# EXERCISE TASK:
Reproduce this listing in full.

# SUPPLIED RECORDS:
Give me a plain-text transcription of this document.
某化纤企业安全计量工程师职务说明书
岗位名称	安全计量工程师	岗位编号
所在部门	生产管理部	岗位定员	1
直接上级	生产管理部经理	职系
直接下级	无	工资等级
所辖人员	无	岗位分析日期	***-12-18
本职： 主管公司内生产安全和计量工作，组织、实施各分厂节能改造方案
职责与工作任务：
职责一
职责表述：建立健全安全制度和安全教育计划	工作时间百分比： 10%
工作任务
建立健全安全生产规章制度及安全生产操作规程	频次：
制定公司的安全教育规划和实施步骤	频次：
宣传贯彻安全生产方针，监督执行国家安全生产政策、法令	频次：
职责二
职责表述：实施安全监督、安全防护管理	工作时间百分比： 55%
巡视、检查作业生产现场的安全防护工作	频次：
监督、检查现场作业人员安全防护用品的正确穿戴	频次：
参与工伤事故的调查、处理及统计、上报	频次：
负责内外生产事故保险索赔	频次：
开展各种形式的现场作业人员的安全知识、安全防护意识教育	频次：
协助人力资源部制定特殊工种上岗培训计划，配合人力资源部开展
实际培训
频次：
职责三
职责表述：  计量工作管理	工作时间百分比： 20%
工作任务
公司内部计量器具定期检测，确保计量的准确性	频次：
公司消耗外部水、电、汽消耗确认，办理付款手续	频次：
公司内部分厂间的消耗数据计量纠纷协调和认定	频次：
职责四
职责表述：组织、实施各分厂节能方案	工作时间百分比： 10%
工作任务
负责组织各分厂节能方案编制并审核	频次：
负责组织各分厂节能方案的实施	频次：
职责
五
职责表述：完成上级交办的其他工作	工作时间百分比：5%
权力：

# PROBLEM SOLUTION:
Give me a plain-text transcription of this document.
某化纤企业安全计量工程师职务说明书
岗位名称	安全计量工程师	岗位编号
所在部门	生产管理部	岗位定员	1
直接上级	生产管理部经理	职系
直接下级	无	工资等级
所辖人员	无	岗位分析日期	***-12-18
本职： 主管公司内生产安全和计量工作，组织、实施各分厂节能改造方案
职责与工作任务：
职责一
职责表述：建立健全安全制度和安全教育计划	工作时间百分比： 10%
工作任务
建立健全安全生产规章制度及安全生产操作规程	频次：
制定公司的安全教育规划和实施步骤	频次：
宣传贯彻安全生产方针，监督执行国家安全生产政策、法令	频次：
职责二
职责表述：实施安全监督、安全防护管理	工作时间百分比： 55%
巡视、检查作业生产现场的安全防护工作	频次：
监督、检查现场作业人员安全防护用品的正确穿戴	频次：
参与工伤事故的调查、处理及统计、上报	频次：
负责内外生产事故保险索赔	频次：
开展各种形式的现场作业人员的安全知识、安全防护意识教育	频次：
协助人力资源部制定特殊工种上岗培训计划，配合人力资源部开展
实际培训
频次：
职责三
职责表述：  计量工作管理	工作时间百分比： 20%
工作任务
公司内部计量器具定期检测，确保计量的准确性	频次：
公司消耗外部水、电、汽消耗确认，办理付款手续	频次：
公司内部分厂间的消耗数据计量纠纷协调和认定	频次：
职责四
职责表述：组织、实施各分厂节能方案	工作时间百分比： 10%
工作任务
负责组织各分厂节能方案编制并审核	频次：
负责组织各分厂节能方案的实施	频次：
职责
五
职责表述：完成上级交办的其他工作	工作时间百分比：5%
权力：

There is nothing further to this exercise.